──────── Records ────────

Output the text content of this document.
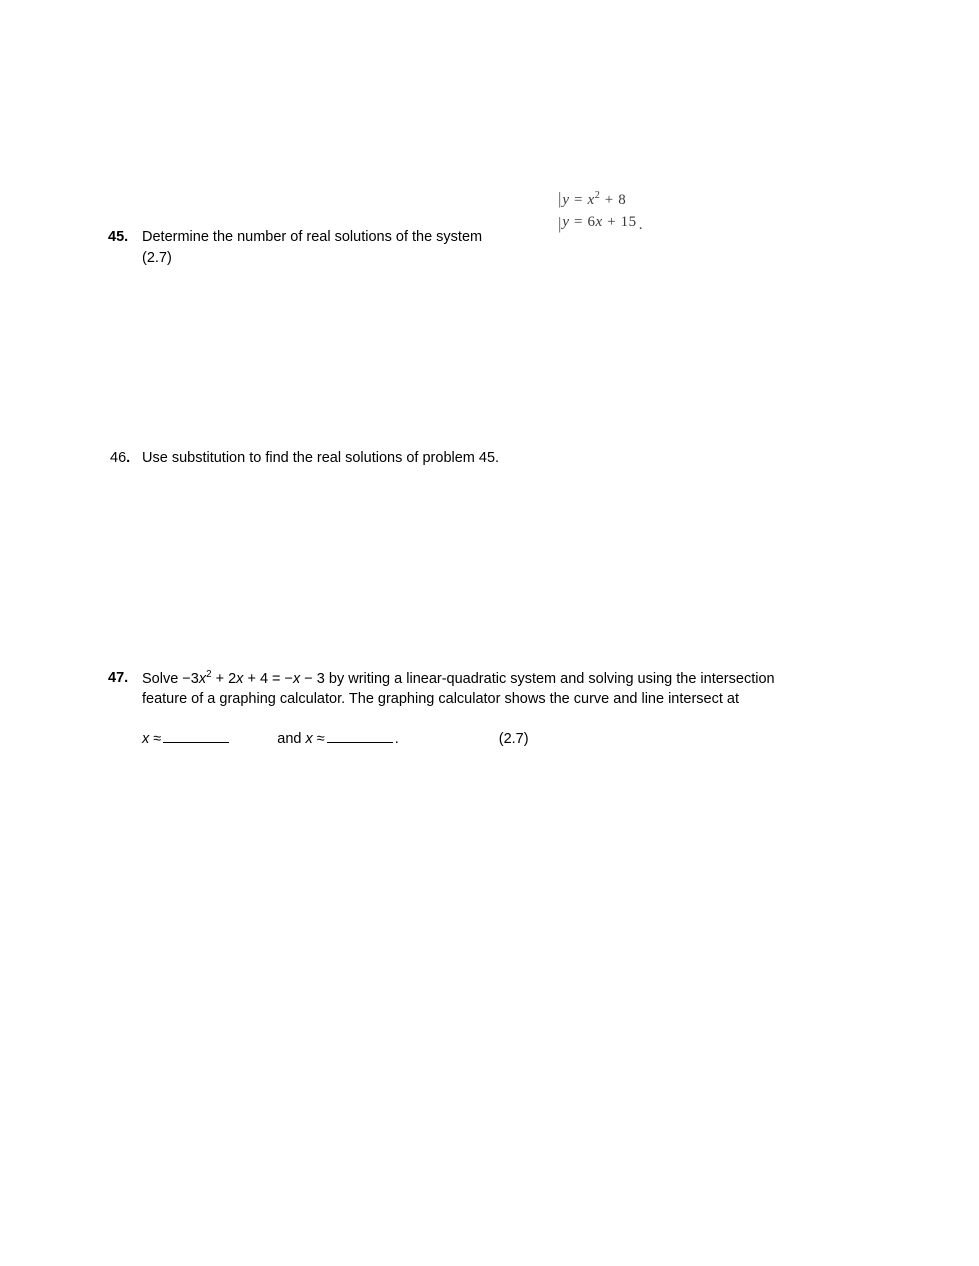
45. Determine the number of real solutions of the system
(2.7)
|
|
$y = x^2 + 8$
y = 6x + 15 .
46. Use substitution to find the real solutions of problem 45.
47. Solve $-3x^2 + 2x + 4 = -x - 3$ by writing a linear-quadratic system and solving using the intersection
feature of a graphing calculator. The graphing calculator shows the curve and line intersect at
x ≈	and x ≈	.	(2.7)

────────

■ **Short exercise**
Copy the data word for word. Pictures do not go in the copy.

■ **Task solution**
Output the text content of this document.
45. Determine the number of real solutions of the system
(2.7)
|
|
$y = x^2 + 8$
y = 6x + 15 .
46. Use substitution to find the real solutions of problem 45.
47. Solve $-3x^2 + 2x + 4 = -x - 3$ by writing a linear-quadratic system and solving using the intersection
feature of a graphing calculator. The graphing calculator shows the curve and line intersect at
x ≈	and x ≈	.	(2.7)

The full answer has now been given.